EXTRACT PROVIDED:
************
Cc: -roc...@chromium.org -qsr@chromium.org
Cc: roc...@chromium.org
Actually, adding rockot@ back since he is an owner of ipc/

Comment 8 by roc...@chromium.org, May 12 2017

A message is either sync or async, and if it's sync it always goes through this code path. I'm not sure exactly what you're proposing we change about this though. It does not seem like IPC is the right layer to be addressing this issue.

Comment 9 by torne@chromium.org, May 12 2017

It's not about addressing the issue in the IPC layer; it's that there is literally only one way to throw the Java exception and it requires that we back out of the entire C++ call stack safely, which means that every point in the C++ call stack in question needs to be able to bail in a way that guarantees it cannot possibly call any other Java function or cause a native crash.

So, if this is the only call stack that leads to OnRunJavaScriptDialog then this is the only call stack we need to look into; if there's other possibilities we need to handle all of them.
Couldn't we just have RunJavaScriptDialog always post a new task to make its JNI call? Then we don't have to care who's calling it?
Yepp, so the next step is to find a decent way to abort the infinite loop in ReceivedSyncMsgQueue::DispatchMessages whenever we have a pending Java exception.
I don't see how DispatchMessages can loop infinitely unless it's DoSed with
new incoming sync messages?
(argh, in #11 I was responding to comment #9)

If we are unsure about whether the stack trace will be the same we could post a new task - aren't there performance considerations? (and also the added complexity of returning the result from the new task?)
************
INFORMATION PROVIDED:
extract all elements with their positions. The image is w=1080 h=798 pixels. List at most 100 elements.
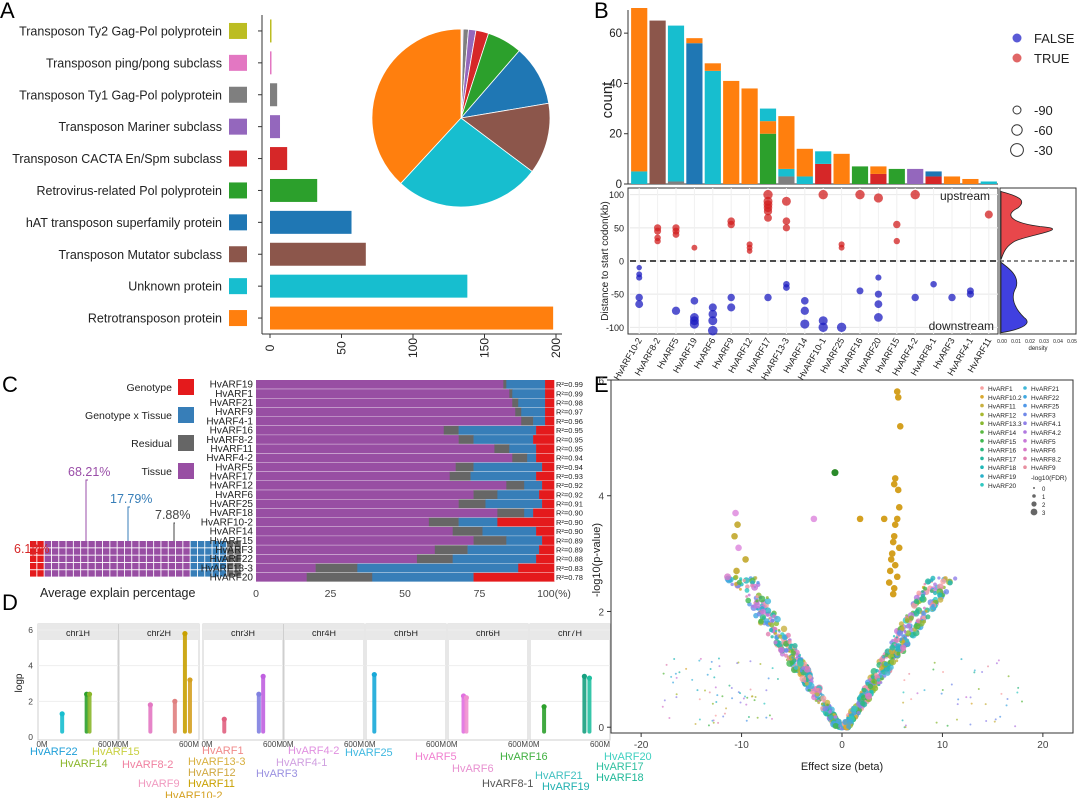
************
WHAT THIS EXERCISE ASKS:
1) In the bug thread about Java exceptions and IPC, why was rockot@ added back to the Cc list?
2) Carry on the bug thread about Java exceptions and IPC from its final comment.

TASK-BY-TASK ANSWERS:
1) He is an owner of ipc/.

2)
Sorry, ignore the "infinite" - as long as the loop continues after the OnRunJavaScriptDialog is called we could potentially call into Java again - which is unsafe.
I see what you meant now. In any case, deferring the JNI to a new task
avoids that issue entirely.

I don't think there are any significant performance implications of adding
a small amount of latency to modal dialog dispatch.
Alright, just to clarify what we intend to do here (and why it doesn't break anything).

RunJavaScriptDialog is run as a synchronous IPC call from renderer -> browser.
The browser finishes the call by calling RenderFrameHostImpl::SendJavaScriptDialogReply().

So, as long as we don't need to return anything from RunJavaScriptDialog we should be fine.
There is a
IPC::Message* reply_msg
parameter being passed into RenderFrameHostImpl::OnRunJavaScriptDialog(), can we ignore that? (given that we will respond using RenderFrameHostImpl::SendJavaScriptDialogReply() anyway).


Is ThreadTaskRunnerHandle the class to use for posting a task to the current thread in native?
Actually, if we can post the JNI task from native, why not post the task from the Java side instead? (to avoid calling JNI at all within the stack where we can actually cause an exception).
Cc: a...@chromium.org
+avi@ who knows things about dialogs

Comment 19 by a...@chromium.org, May 15 2017

> There is a IPC::Message* reply_msg parameter being passed into RenderFrameHostImpl::OnRunJavaScriptDialog(), can we ignore that? (given that we will respond using RenderFrameHostImpl::SendJavaScriptDialogReply() anyway).

You kinda need to pass that IPC::Message* back to RenderFrameHostImpl::SendJavaScriptDialogReply() for it to work.

I'm really confused about what's being proposed here. There is an interface to the JavaScript dialogs called JavaScriptDialogManager. You're proposing to hook into a lower level?
Does that pointer stay alive across different tasks? (i.e. if we post a new task to later call SendJavaScriptDialogReply(), and pass that IPC::Message pointer, would that be OK?)

Yeah, we are using JavaScriptDialogManager through AwJavaScriptDialogManager - that then calls into AwContentsClientBridgeBase::RunJavaScriptDialog() which in turn call into Java through JNI.

Our goal is to be able to return from that JNI call without calling into Java again, or alternatively, we might be able to post the Java method call so that it is handled by a Java-handler, and thus can't return into JNI when throwing an exception.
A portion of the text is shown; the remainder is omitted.